-- EXERCISE AIM --
In the listing below, find every line containing "name" and copy it out.

-- PROVIDED INFORMATION --
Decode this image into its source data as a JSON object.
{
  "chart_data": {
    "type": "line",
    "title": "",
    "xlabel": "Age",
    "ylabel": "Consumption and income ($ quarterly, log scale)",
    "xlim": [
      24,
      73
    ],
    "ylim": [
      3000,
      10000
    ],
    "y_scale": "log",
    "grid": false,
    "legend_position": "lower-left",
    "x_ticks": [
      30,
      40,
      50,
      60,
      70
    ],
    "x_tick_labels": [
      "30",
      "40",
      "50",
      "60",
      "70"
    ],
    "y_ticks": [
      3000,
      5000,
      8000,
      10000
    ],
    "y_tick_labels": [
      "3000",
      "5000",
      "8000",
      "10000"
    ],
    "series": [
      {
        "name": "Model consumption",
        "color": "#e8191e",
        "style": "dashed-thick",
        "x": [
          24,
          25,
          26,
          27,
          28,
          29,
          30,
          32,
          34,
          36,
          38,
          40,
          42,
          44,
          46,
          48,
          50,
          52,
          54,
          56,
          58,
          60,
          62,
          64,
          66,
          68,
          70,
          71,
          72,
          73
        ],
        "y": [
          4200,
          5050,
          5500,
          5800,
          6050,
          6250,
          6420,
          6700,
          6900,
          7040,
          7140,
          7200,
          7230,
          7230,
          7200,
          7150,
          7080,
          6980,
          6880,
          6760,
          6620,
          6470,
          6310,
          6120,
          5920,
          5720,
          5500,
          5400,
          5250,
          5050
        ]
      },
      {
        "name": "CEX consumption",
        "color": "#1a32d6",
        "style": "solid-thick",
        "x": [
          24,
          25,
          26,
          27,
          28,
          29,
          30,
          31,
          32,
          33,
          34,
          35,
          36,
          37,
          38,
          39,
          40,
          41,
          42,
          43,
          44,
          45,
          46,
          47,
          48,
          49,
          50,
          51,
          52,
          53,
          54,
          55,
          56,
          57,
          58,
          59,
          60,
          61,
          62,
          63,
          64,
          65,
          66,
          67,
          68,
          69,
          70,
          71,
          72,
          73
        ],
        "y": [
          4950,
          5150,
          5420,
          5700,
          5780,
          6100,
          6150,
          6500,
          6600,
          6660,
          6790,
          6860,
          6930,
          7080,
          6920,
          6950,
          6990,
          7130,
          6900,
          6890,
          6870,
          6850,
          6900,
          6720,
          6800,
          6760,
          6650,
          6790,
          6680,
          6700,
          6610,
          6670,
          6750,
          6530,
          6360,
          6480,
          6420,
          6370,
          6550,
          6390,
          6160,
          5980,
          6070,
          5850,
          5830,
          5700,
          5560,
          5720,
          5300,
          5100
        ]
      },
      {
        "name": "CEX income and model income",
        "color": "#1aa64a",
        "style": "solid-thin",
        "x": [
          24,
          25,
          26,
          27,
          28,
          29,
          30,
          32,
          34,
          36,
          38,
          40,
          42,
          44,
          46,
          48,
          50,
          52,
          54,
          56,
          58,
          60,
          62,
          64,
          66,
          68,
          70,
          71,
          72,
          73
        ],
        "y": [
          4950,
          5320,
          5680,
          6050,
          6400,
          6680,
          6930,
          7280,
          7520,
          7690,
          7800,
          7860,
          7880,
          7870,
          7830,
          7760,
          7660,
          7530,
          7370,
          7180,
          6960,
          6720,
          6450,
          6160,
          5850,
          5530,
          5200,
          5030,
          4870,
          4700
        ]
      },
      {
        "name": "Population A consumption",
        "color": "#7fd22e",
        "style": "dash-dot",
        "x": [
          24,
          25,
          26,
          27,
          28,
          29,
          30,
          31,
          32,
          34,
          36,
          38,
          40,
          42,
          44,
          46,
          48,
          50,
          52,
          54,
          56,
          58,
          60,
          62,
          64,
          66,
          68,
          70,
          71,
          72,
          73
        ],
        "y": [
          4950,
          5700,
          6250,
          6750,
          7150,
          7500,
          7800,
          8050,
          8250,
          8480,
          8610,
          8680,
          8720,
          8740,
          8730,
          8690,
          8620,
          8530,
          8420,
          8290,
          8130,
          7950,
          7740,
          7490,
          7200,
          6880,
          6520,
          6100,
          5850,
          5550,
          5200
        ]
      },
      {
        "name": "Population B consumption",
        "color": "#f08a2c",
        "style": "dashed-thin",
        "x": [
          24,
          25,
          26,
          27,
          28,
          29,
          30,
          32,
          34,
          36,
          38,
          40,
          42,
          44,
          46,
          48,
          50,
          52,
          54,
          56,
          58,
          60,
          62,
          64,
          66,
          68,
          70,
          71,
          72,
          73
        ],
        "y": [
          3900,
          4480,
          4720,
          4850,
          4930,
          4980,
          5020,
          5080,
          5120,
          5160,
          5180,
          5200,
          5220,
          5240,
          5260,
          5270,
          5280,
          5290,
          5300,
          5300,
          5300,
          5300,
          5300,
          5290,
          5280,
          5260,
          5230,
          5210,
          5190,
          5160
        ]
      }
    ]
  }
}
* * *
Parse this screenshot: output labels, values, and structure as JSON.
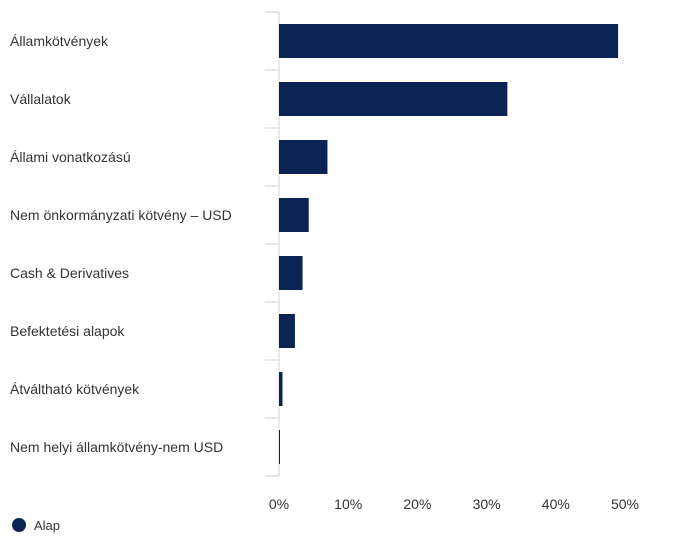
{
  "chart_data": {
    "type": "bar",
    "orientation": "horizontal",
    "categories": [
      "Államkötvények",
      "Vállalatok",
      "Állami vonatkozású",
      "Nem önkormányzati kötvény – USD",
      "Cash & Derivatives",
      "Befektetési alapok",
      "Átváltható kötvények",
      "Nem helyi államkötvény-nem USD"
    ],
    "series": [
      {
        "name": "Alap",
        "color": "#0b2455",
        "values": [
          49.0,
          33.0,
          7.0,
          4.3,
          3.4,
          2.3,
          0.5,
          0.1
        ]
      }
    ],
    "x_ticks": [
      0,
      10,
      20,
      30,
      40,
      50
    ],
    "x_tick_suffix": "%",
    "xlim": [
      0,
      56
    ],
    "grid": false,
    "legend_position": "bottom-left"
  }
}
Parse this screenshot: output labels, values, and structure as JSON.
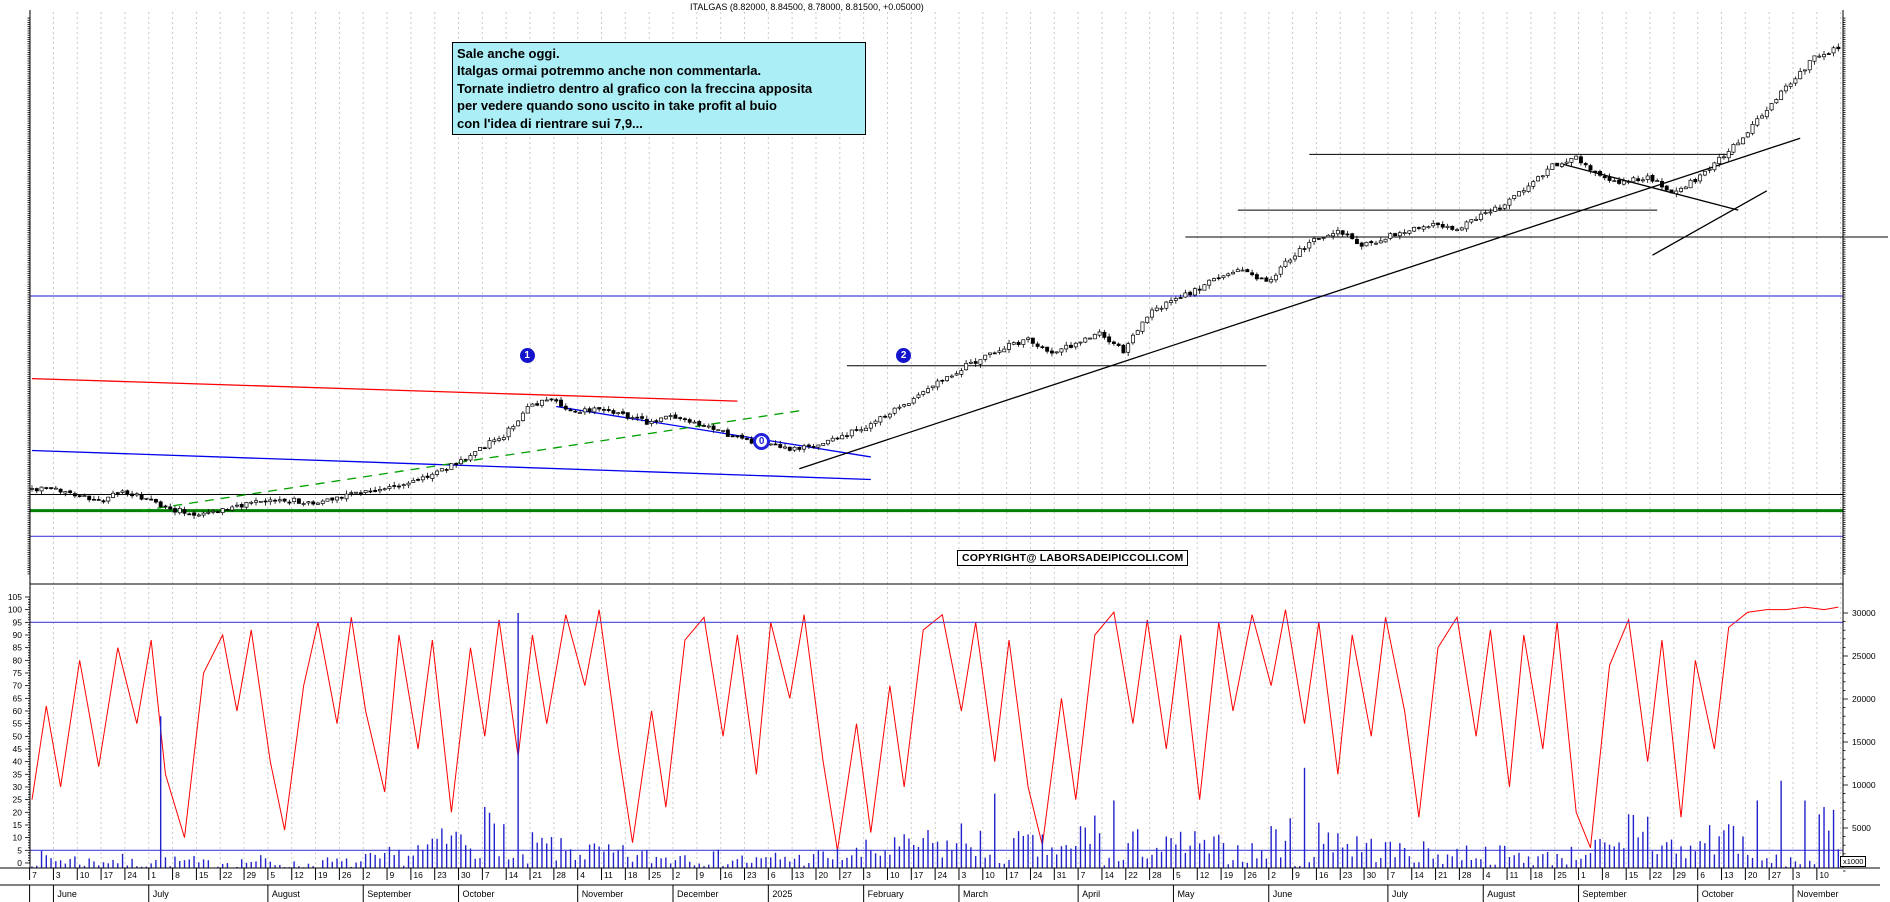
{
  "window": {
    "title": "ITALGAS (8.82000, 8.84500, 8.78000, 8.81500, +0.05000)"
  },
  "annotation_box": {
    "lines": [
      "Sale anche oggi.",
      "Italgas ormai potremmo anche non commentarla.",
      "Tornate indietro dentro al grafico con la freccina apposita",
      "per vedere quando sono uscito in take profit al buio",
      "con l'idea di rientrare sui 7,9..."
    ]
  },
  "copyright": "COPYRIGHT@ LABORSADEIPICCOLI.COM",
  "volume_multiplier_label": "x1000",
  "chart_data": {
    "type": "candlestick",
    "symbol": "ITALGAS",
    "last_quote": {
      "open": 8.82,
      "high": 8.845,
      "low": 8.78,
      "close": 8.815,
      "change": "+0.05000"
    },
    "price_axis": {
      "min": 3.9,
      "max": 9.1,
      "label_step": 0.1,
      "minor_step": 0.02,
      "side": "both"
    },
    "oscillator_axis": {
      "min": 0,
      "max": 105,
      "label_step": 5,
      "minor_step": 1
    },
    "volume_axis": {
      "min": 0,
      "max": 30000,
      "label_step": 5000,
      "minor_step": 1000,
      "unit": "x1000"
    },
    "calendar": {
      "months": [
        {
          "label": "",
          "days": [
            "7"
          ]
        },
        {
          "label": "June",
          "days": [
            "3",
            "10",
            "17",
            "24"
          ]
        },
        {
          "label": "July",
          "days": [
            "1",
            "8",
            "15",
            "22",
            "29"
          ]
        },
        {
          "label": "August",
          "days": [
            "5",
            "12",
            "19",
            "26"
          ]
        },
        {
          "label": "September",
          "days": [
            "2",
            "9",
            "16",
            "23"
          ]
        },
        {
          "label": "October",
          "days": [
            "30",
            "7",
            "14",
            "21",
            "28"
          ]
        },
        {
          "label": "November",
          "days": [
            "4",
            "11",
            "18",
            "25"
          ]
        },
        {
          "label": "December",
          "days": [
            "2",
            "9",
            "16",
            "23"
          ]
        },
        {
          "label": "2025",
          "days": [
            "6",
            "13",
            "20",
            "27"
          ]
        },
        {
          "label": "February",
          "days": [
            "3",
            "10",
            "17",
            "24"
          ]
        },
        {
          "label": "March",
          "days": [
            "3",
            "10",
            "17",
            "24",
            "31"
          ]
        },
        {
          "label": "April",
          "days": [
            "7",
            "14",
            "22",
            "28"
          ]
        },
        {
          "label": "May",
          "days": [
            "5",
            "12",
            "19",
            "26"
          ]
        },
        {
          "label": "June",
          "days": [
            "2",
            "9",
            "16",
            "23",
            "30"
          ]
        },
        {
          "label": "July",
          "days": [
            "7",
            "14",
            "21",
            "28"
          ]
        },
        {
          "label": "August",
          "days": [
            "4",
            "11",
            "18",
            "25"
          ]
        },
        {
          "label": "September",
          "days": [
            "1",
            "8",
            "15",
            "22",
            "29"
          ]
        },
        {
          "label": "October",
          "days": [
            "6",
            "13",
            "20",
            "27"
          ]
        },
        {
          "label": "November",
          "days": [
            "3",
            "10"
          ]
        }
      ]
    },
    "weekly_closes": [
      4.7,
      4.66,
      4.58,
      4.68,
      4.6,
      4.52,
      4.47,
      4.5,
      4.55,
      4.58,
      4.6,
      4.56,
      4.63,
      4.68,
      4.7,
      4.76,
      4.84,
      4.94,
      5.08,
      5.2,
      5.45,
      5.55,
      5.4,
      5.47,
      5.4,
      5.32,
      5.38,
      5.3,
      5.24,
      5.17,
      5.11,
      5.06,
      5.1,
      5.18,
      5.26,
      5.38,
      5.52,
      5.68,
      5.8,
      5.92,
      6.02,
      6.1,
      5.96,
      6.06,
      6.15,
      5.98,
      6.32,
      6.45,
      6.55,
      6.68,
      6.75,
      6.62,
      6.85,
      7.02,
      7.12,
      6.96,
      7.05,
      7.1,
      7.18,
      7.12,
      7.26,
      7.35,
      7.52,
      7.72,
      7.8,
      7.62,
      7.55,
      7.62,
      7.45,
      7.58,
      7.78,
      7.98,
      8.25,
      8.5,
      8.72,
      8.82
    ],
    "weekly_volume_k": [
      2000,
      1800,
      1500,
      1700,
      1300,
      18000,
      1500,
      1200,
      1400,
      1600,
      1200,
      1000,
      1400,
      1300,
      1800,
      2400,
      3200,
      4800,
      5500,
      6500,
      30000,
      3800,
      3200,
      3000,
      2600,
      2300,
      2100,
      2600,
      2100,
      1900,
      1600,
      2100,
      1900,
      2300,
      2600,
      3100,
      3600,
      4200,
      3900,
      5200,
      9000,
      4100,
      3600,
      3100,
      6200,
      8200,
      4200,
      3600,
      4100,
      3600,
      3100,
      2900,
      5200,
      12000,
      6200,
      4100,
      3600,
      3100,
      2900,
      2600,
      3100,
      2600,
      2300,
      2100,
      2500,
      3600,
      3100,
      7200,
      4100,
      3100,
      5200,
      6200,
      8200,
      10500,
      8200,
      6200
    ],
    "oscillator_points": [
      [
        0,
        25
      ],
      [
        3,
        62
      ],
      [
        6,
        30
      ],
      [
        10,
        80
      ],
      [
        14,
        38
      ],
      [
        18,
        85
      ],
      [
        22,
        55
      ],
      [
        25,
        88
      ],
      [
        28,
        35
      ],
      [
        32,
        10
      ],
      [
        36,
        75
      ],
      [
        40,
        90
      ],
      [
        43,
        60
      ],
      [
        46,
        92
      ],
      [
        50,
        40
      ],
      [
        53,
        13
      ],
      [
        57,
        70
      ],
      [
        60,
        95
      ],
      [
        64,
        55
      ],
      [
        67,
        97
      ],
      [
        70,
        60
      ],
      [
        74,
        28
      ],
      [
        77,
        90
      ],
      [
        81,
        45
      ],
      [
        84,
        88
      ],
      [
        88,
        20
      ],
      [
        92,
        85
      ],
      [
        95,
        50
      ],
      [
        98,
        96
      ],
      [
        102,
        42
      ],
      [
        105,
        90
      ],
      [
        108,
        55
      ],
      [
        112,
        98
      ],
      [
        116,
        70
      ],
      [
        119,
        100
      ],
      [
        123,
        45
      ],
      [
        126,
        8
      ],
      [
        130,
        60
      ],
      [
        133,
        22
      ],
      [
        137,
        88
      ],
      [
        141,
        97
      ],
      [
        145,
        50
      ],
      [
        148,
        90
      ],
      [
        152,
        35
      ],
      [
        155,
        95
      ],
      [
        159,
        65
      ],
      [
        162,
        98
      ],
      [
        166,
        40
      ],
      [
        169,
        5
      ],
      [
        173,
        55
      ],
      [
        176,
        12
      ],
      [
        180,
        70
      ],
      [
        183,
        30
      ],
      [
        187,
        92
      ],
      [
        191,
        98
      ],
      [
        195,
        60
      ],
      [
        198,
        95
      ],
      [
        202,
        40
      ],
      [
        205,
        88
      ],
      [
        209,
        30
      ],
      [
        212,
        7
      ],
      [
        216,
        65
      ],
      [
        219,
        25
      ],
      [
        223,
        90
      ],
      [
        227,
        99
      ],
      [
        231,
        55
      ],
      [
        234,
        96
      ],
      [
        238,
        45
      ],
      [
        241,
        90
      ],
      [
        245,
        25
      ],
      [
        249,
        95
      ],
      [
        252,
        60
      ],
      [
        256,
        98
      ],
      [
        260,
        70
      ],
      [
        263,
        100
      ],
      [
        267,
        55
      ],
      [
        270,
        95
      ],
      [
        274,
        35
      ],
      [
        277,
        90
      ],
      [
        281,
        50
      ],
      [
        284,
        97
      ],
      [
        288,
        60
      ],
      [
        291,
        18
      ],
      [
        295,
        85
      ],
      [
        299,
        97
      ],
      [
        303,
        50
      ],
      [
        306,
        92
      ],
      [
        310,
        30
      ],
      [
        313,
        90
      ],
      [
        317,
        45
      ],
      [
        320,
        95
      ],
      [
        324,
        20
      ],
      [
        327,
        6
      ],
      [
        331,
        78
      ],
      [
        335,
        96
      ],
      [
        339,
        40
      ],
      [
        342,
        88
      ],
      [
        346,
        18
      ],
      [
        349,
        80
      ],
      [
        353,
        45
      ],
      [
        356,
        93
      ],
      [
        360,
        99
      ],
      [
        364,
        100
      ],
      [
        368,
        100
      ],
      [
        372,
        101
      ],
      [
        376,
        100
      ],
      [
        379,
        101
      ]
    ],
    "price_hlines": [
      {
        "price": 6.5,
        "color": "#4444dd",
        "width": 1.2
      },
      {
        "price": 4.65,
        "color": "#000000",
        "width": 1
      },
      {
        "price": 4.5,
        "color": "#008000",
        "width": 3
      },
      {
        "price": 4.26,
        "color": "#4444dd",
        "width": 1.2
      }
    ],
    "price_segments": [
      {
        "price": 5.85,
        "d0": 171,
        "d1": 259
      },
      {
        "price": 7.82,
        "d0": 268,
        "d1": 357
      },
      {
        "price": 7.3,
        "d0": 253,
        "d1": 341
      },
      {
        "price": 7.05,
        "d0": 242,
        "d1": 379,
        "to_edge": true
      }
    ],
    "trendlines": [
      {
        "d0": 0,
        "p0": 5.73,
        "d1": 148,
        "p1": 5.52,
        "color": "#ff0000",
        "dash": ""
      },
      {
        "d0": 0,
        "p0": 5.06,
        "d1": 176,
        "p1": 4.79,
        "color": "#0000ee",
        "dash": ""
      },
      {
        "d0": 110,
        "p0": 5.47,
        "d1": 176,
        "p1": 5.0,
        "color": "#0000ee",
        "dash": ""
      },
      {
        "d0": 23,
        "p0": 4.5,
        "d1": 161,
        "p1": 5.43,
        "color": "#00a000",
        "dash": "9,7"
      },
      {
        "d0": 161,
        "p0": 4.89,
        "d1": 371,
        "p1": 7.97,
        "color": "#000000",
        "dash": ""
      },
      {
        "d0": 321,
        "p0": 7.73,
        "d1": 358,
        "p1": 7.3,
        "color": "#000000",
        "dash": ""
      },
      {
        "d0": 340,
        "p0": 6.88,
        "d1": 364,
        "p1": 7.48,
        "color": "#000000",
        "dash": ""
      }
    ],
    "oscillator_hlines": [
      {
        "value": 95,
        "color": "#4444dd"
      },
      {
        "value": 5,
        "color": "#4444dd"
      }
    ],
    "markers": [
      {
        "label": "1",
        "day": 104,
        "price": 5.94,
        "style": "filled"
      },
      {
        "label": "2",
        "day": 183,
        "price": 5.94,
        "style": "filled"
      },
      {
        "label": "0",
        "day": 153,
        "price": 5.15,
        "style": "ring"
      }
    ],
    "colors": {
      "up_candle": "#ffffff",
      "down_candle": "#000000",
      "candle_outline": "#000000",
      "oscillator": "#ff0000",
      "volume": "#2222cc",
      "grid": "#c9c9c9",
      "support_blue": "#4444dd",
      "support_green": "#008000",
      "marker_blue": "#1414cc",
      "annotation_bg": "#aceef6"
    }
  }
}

-- OUTPUT FOR THIS TASK --
        "name": "Model consumption",
        "name": "CEX consumption",
        "name": "CEX income and model income",
        "name": "Population A consumption",
        "name": "Population B consumption",
        "name": "Alap",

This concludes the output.